- _WORK INSTRUCTIONS_
Using the listing below, copy every line that mentions "butter".

··· GIVEN DATA ···

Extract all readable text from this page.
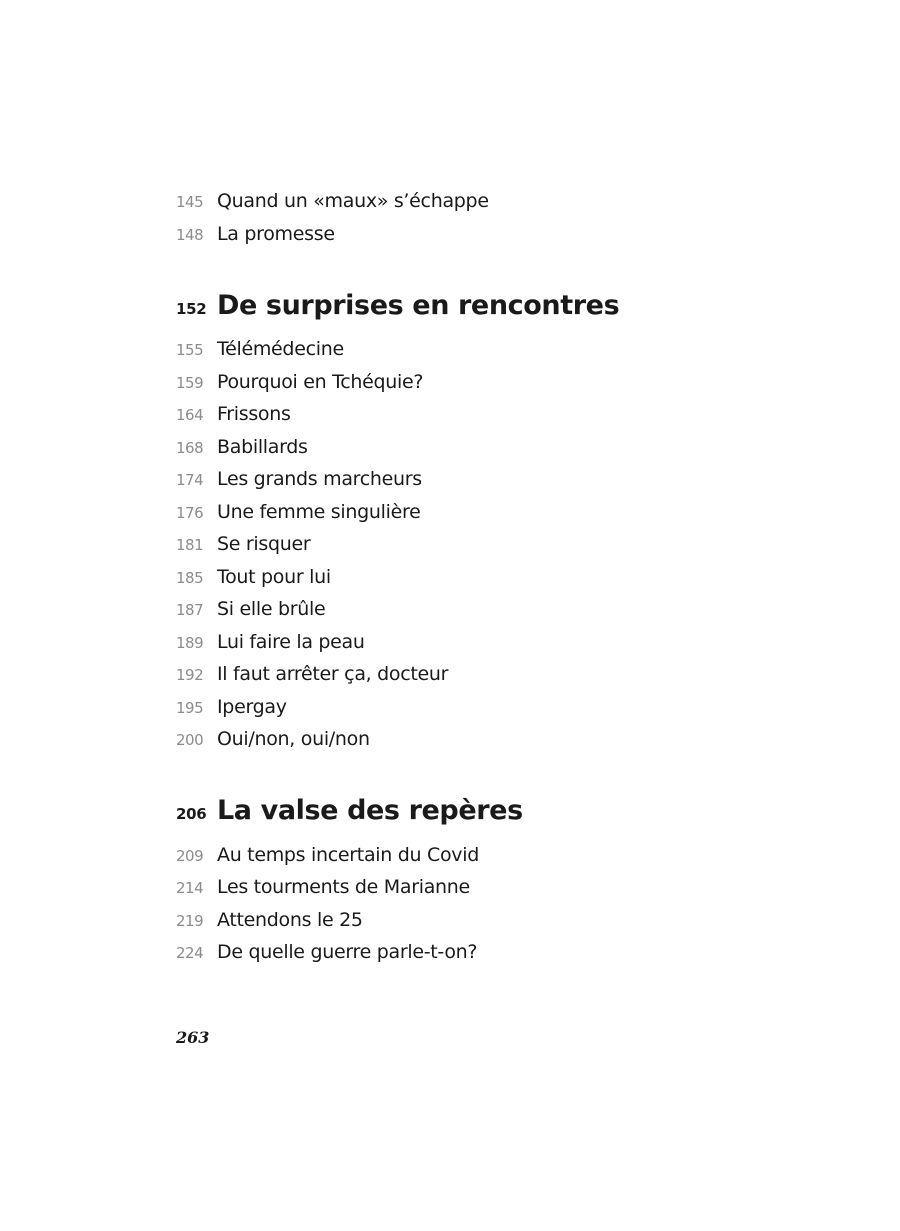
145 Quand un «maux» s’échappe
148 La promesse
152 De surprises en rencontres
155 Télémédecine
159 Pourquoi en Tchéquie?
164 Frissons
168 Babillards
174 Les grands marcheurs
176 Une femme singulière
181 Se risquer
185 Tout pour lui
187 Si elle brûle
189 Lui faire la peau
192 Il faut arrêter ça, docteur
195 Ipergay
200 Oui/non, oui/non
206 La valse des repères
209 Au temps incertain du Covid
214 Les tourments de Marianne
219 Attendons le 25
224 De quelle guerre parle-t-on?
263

···
··· GIVEN DATA ···

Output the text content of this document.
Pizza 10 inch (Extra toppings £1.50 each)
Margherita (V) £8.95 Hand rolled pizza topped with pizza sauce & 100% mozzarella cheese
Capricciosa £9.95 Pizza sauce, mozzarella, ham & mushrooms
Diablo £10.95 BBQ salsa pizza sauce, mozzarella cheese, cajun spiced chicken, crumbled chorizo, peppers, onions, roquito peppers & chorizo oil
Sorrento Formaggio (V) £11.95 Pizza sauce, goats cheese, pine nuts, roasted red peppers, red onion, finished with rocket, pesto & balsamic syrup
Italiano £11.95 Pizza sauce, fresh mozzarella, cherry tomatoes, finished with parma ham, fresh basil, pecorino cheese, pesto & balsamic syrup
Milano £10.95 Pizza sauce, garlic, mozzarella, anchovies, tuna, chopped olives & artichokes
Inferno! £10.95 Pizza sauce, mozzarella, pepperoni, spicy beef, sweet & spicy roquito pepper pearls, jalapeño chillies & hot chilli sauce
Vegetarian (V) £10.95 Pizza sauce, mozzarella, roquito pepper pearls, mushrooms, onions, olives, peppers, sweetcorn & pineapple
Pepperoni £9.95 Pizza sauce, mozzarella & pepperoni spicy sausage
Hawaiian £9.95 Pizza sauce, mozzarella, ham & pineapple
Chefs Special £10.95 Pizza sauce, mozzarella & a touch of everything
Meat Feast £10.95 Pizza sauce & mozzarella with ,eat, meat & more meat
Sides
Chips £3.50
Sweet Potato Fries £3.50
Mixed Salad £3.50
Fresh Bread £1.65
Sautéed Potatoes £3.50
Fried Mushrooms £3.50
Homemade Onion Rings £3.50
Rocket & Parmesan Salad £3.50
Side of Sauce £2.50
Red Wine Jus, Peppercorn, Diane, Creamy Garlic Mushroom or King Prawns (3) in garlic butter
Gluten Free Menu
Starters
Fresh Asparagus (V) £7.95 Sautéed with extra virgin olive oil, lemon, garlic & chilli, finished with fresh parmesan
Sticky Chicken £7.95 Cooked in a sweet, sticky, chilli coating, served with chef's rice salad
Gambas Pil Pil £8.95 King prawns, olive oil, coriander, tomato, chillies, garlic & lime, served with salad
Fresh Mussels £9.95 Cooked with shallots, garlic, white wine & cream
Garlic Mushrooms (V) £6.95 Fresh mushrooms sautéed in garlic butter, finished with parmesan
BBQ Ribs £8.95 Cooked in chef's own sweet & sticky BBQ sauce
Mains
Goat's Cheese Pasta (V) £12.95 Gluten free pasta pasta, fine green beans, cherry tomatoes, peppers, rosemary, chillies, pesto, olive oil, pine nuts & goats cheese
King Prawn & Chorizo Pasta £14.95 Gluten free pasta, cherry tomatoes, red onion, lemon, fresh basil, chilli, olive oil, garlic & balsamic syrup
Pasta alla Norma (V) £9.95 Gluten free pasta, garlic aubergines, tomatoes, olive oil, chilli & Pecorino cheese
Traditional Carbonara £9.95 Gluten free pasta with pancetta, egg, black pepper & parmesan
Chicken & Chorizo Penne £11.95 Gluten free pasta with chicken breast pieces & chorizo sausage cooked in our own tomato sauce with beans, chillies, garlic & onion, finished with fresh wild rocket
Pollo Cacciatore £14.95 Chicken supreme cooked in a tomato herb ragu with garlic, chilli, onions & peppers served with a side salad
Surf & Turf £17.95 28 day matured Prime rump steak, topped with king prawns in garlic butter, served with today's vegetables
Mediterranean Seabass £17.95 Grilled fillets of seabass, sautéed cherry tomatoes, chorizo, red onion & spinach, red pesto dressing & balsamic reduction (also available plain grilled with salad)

···
··· GIVEN DATA ···

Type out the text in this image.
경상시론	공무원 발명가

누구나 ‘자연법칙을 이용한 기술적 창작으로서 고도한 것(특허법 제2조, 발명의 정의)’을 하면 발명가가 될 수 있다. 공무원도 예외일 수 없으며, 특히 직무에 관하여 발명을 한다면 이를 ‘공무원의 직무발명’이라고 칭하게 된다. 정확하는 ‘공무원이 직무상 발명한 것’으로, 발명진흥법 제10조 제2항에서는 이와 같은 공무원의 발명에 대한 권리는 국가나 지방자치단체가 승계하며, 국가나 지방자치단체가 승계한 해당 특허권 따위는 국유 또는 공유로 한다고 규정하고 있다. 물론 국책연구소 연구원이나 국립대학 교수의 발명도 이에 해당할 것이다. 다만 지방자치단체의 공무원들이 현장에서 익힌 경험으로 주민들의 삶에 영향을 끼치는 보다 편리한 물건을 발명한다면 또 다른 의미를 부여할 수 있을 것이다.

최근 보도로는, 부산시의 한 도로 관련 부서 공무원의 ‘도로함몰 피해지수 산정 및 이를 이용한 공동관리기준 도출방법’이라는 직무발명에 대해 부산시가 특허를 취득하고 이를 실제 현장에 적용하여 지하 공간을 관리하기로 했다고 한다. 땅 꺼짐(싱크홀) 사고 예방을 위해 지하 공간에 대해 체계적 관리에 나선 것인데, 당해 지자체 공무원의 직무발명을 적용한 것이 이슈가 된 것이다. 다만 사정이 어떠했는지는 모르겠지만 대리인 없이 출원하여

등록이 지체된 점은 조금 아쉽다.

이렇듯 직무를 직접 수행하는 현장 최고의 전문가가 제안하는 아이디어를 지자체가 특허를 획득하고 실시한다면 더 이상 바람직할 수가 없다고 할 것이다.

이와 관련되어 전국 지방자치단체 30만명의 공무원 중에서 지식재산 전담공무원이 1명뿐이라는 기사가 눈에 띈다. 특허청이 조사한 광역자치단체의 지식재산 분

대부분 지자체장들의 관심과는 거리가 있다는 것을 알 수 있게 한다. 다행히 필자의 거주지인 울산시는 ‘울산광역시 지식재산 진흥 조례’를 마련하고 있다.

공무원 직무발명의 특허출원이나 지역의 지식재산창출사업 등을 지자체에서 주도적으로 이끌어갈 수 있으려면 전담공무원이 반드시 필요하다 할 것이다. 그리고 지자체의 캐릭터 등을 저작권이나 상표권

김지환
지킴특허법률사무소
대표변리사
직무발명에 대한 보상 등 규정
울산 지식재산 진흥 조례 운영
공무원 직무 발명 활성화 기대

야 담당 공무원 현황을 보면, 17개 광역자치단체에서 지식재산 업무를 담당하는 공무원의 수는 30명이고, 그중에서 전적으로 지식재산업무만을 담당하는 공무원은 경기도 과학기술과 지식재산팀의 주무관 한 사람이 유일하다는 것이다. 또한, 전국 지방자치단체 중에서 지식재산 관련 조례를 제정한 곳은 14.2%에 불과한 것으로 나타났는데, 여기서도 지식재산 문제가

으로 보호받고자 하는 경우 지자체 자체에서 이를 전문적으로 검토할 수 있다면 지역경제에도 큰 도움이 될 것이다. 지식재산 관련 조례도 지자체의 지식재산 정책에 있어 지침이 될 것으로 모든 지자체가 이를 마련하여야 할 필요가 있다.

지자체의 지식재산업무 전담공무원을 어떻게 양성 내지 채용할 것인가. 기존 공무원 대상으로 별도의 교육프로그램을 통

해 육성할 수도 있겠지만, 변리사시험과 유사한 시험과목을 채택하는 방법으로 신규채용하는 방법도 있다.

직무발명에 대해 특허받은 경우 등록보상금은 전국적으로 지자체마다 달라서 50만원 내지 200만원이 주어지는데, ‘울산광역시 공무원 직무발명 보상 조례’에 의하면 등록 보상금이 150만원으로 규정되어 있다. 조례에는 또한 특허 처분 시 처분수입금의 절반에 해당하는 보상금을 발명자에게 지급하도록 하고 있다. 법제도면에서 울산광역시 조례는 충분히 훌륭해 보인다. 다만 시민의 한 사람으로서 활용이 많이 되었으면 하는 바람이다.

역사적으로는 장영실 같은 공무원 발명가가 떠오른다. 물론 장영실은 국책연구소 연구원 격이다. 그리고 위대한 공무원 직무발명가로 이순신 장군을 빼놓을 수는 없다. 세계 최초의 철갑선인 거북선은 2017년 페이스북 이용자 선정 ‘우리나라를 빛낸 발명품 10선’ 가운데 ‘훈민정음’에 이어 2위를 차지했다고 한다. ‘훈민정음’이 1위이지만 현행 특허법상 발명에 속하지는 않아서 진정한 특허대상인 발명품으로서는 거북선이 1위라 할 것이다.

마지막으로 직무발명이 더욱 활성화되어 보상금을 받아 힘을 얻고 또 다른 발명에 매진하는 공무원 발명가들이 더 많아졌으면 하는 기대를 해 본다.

···

- _THE COMPLETED TASK_
Red Wine Jus, Peppercorn, Diane, Creamy Garlic Mushroom or King Prawns (3) in garlic butter
Garlic Mushrooms (V) £6.95 Fresh mushrooms sautéed in garlic butter, finished with parmesan
Surf & Turf £17.95 28 day matured Prime rump steak, topped with king prawns in garlic butter, served with today's vegetables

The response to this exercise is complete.